** OBJECTIVE **
Filter this data down to the lines that hold "name", and copy them.

** EXCERPTED DATA **
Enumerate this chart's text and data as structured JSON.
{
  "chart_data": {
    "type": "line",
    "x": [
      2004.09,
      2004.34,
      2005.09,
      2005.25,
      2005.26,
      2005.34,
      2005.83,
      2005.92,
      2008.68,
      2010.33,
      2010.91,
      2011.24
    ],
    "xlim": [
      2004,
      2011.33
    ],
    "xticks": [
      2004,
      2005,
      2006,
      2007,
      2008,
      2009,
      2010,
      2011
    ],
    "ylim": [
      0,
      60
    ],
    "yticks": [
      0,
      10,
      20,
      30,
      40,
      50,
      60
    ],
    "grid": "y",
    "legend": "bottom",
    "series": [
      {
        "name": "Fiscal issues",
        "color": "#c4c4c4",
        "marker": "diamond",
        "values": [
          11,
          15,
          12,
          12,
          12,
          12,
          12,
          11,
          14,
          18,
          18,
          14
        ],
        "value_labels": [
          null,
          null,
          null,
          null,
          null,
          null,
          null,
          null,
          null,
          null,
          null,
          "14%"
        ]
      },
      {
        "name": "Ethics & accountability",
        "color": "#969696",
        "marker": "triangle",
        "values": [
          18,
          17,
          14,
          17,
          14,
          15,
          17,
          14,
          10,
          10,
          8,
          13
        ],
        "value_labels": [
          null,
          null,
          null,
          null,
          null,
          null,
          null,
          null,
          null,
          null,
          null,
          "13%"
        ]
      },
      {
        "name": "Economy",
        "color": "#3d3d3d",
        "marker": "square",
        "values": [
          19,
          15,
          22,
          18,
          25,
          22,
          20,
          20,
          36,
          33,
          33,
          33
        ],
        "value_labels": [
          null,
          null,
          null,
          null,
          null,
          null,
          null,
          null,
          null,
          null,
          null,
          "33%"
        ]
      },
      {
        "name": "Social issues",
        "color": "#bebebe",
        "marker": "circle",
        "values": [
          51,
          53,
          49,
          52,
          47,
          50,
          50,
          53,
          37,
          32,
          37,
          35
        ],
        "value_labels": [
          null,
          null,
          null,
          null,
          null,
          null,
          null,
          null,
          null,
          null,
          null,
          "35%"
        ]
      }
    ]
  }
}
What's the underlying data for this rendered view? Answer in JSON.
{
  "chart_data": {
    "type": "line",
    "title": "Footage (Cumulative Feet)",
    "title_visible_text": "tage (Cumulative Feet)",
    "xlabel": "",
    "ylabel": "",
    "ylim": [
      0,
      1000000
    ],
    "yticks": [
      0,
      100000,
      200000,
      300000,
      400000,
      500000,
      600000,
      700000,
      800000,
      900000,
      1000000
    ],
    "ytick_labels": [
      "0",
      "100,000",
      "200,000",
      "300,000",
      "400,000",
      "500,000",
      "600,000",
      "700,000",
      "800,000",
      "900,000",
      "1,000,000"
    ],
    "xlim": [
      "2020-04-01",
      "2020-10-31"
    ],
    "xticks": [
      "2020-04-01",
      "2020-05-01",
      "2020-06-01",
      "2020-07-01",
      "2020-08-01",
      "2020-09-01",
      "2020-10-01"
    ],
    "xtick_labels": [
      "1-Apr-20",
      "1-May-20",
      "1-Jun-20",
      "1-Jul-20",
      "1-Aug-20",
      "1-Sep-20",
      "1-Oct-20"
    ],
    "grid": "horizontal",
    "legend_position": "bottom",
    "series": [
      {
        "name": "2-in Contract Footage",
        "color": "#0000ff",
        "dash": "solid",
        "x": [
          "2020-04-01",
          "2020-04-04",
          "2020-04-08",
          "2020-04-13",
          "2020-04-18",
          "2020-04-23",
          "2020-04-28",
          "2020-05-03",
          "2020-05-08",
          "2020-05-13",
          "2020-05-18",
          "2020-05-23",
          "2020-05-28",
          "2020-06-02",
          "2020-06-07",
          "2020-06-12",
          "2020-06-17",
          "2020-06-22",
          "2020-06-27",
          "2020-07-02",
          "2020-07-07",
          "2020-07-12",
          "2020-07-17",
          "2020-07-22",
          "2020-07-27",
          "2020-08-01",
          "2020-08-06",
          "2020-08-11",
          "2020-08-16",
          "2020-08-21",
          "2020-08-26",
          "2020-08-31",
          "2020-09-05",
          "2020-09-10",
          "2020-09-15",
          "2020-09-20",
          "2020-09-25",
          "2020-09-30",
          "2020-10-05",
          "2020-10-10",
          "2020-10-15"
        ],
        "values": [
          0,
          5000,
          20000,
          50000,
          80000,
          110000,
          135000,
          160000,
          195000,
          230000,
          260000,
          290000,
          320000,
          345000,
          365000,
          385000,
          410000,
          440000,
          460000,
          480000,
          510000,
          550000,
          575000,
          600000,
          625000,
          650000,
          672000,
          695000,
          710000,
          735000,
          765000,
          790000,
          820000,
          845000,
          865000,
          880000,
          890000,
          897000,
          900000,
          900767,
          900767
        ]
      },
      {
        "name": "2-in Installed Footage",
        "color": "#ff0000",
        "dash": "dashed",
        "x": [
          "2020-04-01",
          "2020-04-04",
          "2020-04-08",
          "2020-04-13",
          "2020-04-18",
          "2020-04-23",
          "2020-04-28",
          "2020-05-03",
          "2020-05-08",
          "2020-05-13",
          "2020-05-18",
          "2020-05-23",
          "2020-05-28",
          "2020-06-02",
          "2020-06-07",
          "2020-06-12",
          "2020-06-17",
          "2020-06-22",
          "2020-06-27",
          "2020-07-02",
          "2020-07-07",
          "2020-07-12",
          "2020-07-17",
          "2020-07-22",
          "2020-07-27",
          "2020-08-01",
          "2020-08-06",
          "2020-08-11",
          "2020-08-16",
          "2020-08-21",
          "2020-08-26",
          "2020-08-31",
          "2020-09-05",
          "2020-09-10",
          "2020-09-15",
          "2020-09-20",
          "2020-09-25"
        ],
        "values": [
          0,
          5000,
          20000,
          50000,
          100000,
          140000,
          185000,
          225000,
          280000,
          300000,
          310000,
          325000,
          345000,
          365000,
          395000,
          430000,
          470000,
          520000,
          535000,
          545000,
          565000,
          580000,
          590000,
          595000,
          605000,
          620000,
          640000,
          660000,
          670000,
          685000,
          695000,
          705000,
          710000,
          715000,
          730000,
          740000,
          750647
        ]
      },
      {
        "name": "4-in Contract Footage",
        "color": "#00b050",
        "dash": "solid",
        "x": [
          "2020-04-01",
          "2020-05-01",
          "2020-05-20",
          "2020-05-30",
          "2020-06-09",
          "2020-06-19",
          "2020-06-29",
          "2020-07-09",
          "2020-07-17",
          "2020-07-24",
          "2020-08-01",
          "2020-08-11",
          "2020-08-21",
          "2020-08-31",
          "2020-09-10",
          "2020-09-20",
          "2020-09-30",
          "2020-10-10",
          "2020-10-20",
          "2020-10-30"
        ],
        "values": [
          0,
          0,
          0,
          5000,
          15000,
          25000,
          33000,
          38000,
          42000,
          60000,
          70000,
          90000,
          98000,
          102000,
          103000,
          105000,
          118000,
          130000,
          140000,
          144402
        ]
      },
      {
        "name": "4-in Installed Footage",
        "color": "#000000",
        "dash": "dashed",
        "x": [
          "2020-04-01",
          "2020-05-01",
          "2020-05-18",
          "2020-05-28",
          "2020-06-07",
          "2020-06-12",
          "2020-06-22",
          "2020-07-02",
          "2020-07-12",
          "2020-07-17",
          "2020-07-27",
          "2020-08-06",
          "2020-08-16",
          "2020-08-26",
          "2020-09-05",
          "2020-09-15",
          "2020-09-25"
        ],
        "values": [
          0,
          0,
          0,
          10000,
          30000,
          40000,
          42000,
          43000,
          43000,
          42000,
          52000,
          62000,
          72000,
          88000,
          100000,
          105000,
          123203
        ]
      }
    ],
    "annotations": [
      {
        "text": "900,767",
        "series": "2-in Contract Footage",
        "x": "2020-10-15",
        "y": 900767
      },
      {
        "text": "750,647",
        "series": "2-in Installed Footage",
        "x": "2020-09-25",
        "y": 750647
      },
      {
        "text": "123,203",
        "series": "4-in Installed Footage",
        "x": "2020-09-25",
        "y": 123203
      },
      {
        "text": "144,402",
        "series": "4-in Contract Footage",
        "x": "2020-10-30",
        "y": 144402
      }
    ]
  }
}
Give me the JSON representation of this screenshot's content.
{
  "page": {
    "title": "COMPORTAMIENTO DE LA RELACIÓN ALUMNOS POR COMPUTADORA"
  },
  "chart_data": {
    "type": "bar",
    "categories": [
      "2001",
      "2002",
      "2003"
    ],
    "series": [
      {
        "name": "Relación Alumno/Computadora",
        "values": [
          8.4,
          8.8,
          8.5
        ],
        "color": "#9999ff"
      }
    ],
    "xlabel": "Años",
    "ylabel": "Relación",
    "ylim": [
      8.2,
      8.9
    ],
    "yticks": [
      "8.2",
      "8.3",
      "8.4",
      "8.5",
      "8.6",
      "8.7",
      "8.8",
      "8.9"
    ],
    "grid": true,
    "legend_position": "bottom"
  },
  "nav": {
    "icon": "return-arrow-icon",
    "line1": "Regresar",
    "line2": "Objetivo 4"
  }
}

** ANSWER TO THIS PROBLEM **
        "name": "Fiscal issues",
        "name": "Ethics & accountability",
        "name": "Economy",
        "name": "Social issues",
        "name": "2-in Contract Footage",
        "name": "2-in Installed Footage",
        "name": "4-in Contract Footage",
        "name": "4-in Installed Footage",
        "name": "Relación Alumno/Computadora",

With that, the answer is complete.